**The request:**
Below are some records. Say how many of their lines include the string "this", giving only the number.
** START Entries provided **
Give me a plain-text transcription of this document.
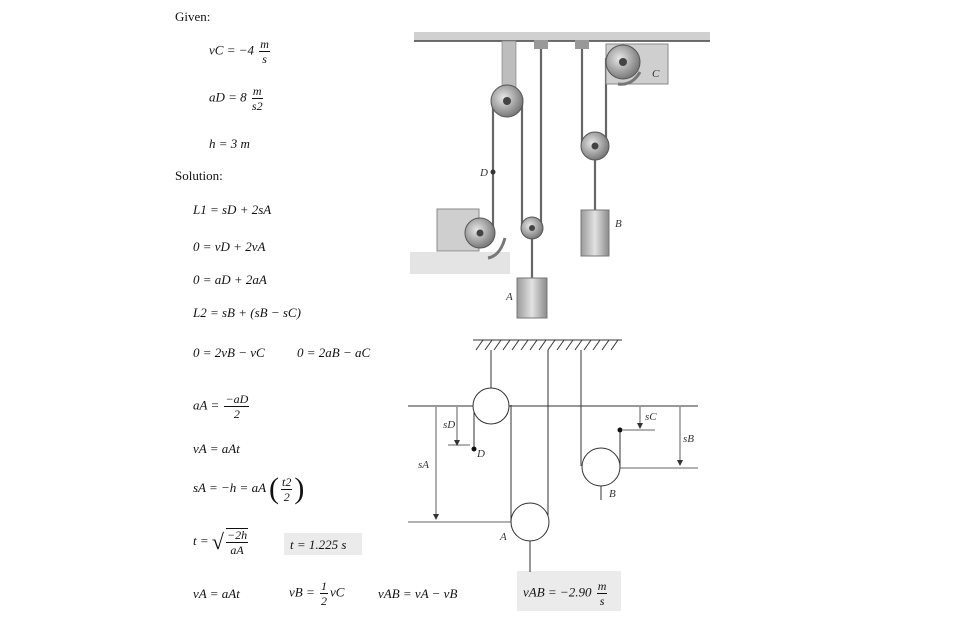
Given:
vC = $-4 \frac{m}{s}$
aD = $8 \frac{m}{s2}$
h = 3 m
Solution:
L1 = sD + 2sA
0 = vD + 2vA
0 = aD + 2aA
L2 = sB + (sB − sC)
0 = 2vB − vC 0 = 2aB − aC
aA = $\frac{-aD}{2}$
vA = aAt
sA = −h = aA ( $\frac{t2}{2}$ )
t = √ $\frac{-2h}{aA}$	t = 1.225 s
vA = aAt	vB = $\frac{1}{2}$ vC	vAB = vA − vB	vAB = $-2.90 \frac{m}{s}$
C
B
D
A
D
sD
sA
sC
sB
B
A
** END Entries provided **
** START Entries provided **
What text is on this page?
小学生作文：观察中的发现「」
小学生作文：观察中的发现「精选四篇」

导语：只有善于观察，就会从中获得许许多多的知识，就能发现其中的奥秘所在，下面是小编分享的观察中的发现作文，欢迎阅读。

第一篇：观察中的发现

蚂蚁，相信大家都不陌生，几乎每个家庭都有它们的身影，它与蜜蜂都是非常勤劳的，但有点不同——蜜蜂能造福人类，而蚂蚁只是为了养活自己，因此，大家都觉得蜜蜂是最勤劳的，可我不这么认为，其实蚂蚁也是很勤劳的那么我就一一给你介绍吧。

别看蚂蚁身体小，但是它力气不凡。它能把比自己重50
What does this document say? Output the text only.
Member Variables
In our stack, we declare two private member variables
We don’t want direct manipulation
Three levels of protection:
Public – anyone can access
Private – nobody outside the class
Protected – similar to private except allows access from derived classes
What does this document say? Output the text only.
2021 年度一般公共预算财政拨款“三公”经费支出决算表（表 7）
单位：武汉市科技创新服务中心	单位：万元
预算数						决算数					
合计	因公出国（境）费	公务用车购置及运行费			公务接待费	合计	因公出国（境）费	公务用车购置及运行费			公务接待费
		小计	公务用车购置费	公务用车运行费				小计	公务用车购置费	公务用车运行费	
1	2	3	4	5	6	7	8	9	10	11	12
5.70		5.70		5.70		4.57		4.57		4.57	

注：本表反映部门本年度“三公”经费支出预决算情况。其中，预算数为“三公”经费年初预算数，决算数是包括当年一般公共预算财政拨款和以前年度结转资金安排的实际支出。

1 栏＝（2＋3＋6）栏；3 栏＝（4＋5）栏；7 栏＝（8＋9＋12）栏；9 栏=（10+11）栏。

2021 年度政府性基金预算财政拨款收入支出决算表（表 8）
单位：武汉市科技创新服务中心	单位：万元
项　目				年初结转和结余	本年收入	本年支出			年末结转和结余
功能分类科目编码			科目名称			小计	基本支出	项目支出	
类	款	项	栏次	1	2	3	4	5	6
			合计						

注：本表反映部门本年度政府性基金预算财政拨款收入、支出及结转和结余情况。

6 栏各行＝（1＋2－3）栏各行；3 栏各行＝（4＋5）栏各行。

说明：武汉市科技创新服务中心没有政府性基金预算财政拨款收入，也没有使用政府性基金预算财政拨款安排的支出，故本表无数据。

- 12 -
** END Entries provided **
**Exercise result:**
4